──────── DATASET RECORDS

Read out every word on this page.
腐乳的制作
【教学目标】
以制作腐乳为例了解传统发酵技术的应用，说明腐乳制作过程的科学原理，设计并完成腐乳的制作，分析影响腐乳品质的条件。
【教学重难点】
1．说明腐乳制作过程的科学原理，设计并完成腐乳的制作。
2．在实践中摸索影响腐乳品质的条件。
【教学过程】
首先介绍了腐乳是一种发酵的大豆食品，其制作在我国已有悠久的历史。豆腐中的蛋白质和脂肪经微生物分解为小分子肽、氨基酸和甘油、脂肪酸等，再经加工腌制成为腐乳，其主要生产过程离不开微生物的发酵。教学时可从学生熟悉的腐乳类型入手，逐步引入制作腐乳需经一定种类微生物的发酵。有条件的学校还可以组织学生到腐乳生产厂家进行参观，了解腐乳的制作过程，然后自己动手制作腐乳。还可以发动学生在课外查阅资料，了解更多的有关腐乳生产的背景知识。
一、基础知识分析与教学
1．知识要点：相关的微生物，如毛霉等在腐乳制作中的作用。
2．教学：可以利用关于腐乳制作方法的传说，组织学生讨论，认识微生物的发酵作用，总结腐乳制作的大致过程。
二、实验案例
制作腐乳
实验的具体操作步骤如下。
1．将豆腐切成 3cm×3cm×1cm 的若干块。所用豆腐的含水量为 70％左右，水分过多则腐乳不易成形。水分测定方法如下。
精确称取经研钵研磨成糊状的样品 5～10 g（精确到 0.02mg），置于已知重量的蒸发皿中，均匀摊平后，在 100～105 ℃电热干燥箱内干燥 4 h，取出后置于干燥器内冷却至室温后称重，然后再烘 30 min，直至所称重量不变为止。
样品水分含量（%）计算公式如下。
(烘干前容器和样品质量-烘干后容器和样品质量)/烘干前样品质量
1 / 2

────────────────

■ **TASK TO COMPLETE**:
Go through the entries above and copy every line containing "说明腐乳制作过程的科学原理".

■ **RIGHT ANSWER**:
以制作腐乳为例了解传统发酵技术的应用，说明腐乳制作过程的科学原理，设计并完成腐乳的制作，分析影响腐乳品质的条件。
1．说明腐乳制作过程的科学原理，设计并完成腐乳的制作。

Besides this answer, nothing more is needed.